> [Provided entries]
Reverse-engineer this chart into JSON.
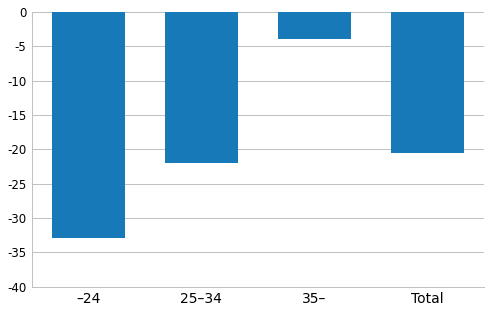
{
  "categories": [
    "–24",
    "25–34",
    "35–",
    "Total"
  ],
  "values": [
    -33.0,
    -22.0,
    -4.0,
    -20.5
  ],
  "bar_color": "#1779b8",
  "ylim": [
    -40,
    0
  ],
  "yticks": [
    0,
    -5,
    -10,
    -15,
    -20,
    -25,
    -30,
    -35,
    -40
  ],
  "bar_width": 0.65,
  "background_color": "#ffffff",
  "grid_color": "#c0c0c0",
  "tick_fontsize": 8.5
}
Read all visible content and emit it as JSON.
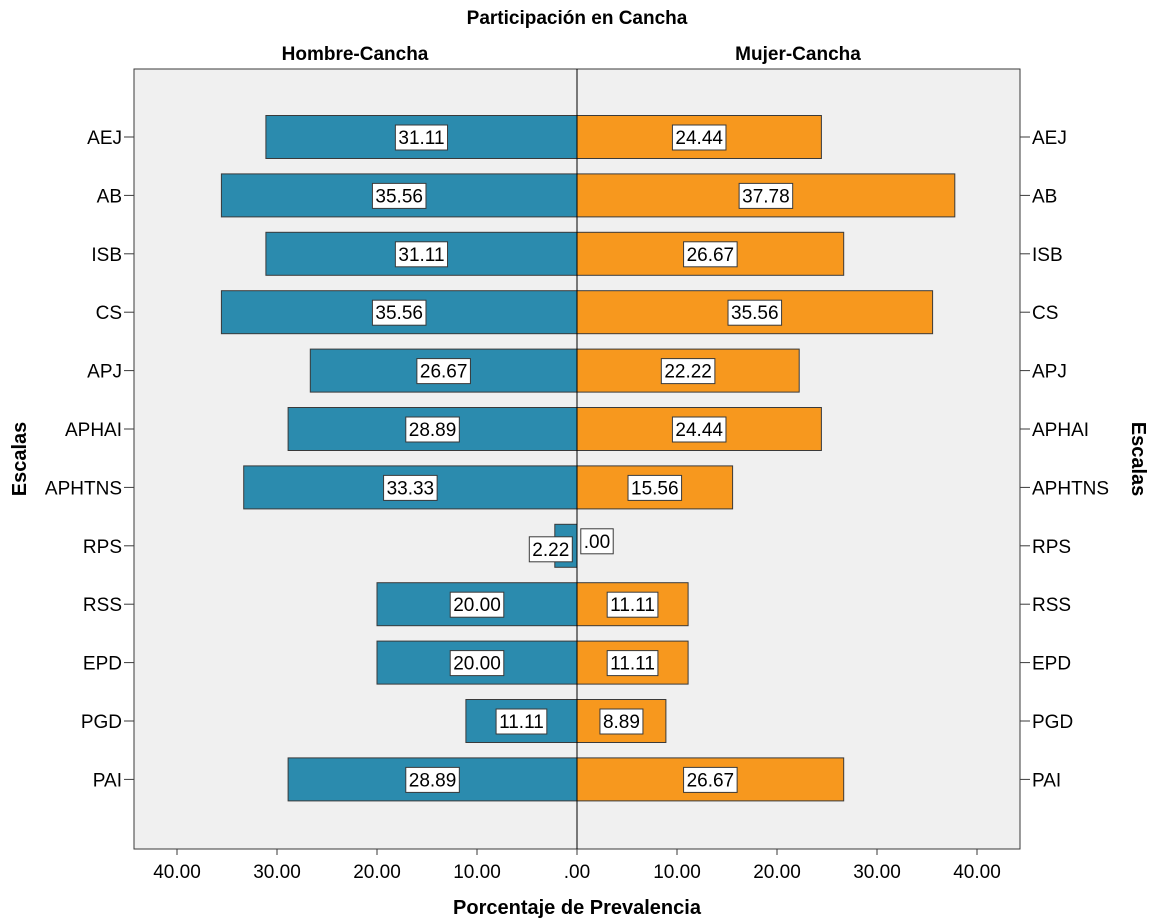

> [What is needed] The material above must be printed exactly, with its pictures left out.

> [Exercise answer]
Reverse-engineer this chart into JSON.
{
  "categories": [
    "–24",
    "25–34",
    "35–",
    "Total"
  ],
  "values": [
    -33.0,
    -22.0,
    -4.0,
    -20.5
  ],
  "bar_color": "#1779b8",
  "ylim": [
    -40,
    0
  ],
  "yticks": [
    0,
    -5,
    -10,
    -15,
    -20,
    -25,
    -30,
    -35,
    -40
  ],
  "bar_width": 0.65,
  "background_color": "#ffffff",
  "grid_color": "#c0c0c0",
  "tick_fontsize": 8.5
}
Read all visible content and emit it as JSON.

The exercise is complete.